[Dataset excerpt]

━━━━━━

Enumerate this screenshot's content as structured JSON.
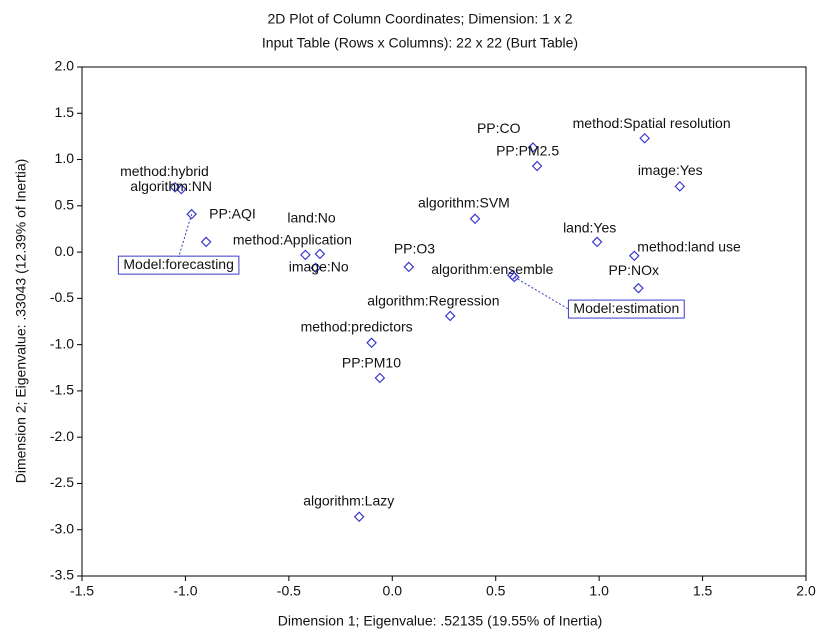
{
  "chart_data": {
    "type": "scatter",
    "title": "2D Plot of Column Coordinates; Dimension:  1 x  2",
    "subtitle": "Input Table (Rows x Columns): 22 x 22 (Burt Table)",
    "x_label": "Dimension 1; Eigenvalue: .52135 (19.55% of Inertia)",
    "y_label": "Dimension 2; Eigenvalue: .33043 (12.39% of Inertia)",
    "labels": [
      "method:hybrid",
      "algorithm:NN",
      "Model:forecasting",
      "PP:AQI",
      "land:No",
      "method:Application",
      "image:No",
      "PP:O3",
      "algorithm:SVM",
      "PP:CO",
      "method:Spatial resolution",
      "PP:PM2.5",
      "image:Yes",
      "land:Yes",
      "method:land use",
      "algorithm:ensemble",
      "Model:estimation",
      "PP:NOx",
      "algorithm:Regression",
      "method:predictors",
      "PP:PM10",
      "algorithm:Lazy"
    ],
    "x": [
      -1.05,
      -1.02,
      -0.97,
      -0.9,
      -0.42,
      -0.35,
      -0.37,
      0.08,
      0.4,
      0.68,
      1.22,
      0.7,
      1.39,
      0.99,
      1.17,
      0.58,
      0.59,
      1.19,
      0.28,
      -0.1,
      -0.06,
      -0.16
    ],
    "values": [
      0.7,
      0.68,
      0.41,
      0.11,
      -0.03,
      -0.02,
      -0.17,
      -0.16,
      0.36,
      1.13,
      1.23,
      0.93,
      0.71,
      0.11,
      -0.04,
      -0.25,
      -0.27,
      -0.39,
      -0.69,
      -0.98,
      -1.36,
      -2.86
    ],
    "color": "#3a3acc",
    "xlim": [
      -1.5,
      2.0
    ],
    "ylim": [
      -3.5,
      2.0
    ],
    "xticks": [
      -1.5,
      {
        "value": -1,
        "label": "-1.0"
      },
      -0.5,
      {
        "value": 0,
        "label": "0.0"
      },
      0.5,
      {
        "value": 1,
        "label": "1.0"
      },
      1.5,
      {
        "value": 2,
        "label": "2.0"
      }
    ],
    "yticks": [
      {
        "value": 2,
        "label": "2.0"
      },
      1.5,
      {
        "value": 1,
        "label": "1.0"
      },
      0.5,
      {
        "value": 0,
        "label": "0.0"
      },
      -0.5,
      {
        "value": -1,
        "label": "-1.0"
      },
      -1.5,
      {
        "value": -2,
        "label": "-2.0"
      },
      -2.5,
      {
        "value": -3,
        "label": "-3.0"
      },
      -3.5
    ],
    "grid": false
  }
}
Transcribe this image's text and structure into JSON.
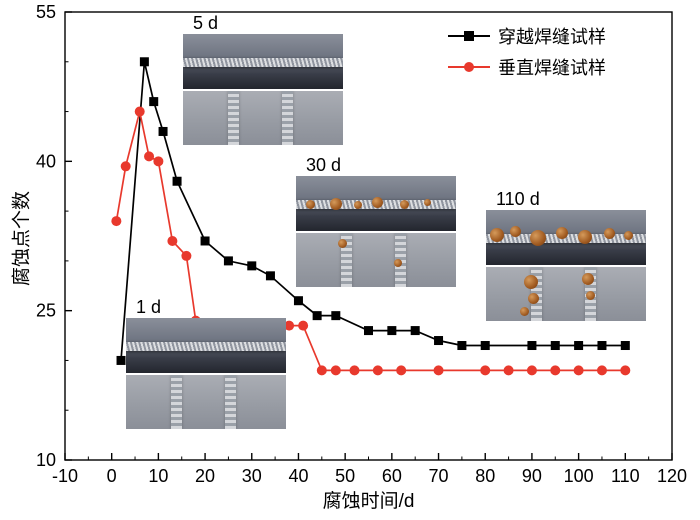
{
  "chart_data": {
    "type": "line",
    "title": "",
    "xlabel": "腐蚀时间/d",
    "ylabel": "腐蚀点个数",
    "xlim": [
      -10,
      120
    ],
    "ylim": [
      10,
      55
    ],
    "x_ticks": [
      -10,
      0,
      10,
      20,
      30,
      40,
      50,
      60,
      70,
      80,
      90,
      100,
      110,
      120
    ],
    "y_ticks": [
      10,
      25,
      40,
      55
    ],
    "minor_tick_step": 5,
    "grid": false,
    "legend_position": "top-right",
    "frame": true,
    "series": [
      {
        "name": "穿越焊缝试样",
        "color": "#000000",
        "marker": "square",
        "points": [
          [
            2,
            20
          ],
          [
            7,
            50
          ],
          [
            9,
            46
          ],
          [
            11,
            43
          ],
          [
            14,
            38
          ],
          [
            20,
            32
          ],
          [
            25,
            30
          ],
          [
            30,
            29.5
          ],
          [
            34,
            28.5
          ],
          [
            40,
            26
          ],
          [
            44,
            24.5
          ],
          [
            48,
            24.5
          ],
          [
            55,
            23
          ],
          [
            60,
            23
          ],
          [
            65,
            23
          ],
          [
            70,
            22
          ],
          [
            75,
            21.5
          ],
          [
            80,
            21.5
          ],
          [
            90,
            21.5
          ],
          [
            95,
            21.5
          ],
          [
            100,
            21.5
          ],
          [
            105,
            21.5
          ],
          [
            110,
            21.5
          ]
        ]
      },
      {
        "name": "垂直焊缝试样",
        "color": "#e8392d",
        "marker": "circle",
        "points": [
          [
            1,
            34
          ],
          [
            3,
            39.5
          ],
          [
            6,
            45
          ],
          [
            8,
            40.5
          ],
          [
            10,
            40
          ],
          [
            13,
            32
          ],
          [
            16,
            30.5
          ],
          [
            18,
            24
          ],
          [
            23,
            23.5
          ],
          [
            28,
            23.5
          ],
          [
            33,
            23.5
          ],
          [
            38,
            23.5
          ],
          [
            41,
            23.5
          ],
          [
            45,
            19
          ],
          [
            48,
            19
          ],
          [
            52,
            19
          ],
          [
            57,
            19
          ],
          [
            62,
            19
          ],
          [
            70,
            19
          ],
          [
            80,
            19
          ],
          [
            85,
            19
          ],
          [
            90,
            19
          ],
          [
            95,
            19
          ],
          [
            100,
            19
          ],
          [
            105,
            19
          ],
          [
            110,
            19
          ]
        ]
      }
    ],
    "insets": [
      {
        "label": "5 d"
      },
      {
        "label": "30 d"
      },
      {
        "label": "110 d"
      },
      {
        "label": "1 d"
      }
    ]
  }
}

━━━━━━

• Do this:
Go over the records above and tally each line that includes "Inertia". Give the total by itself.

• Response to this task:
2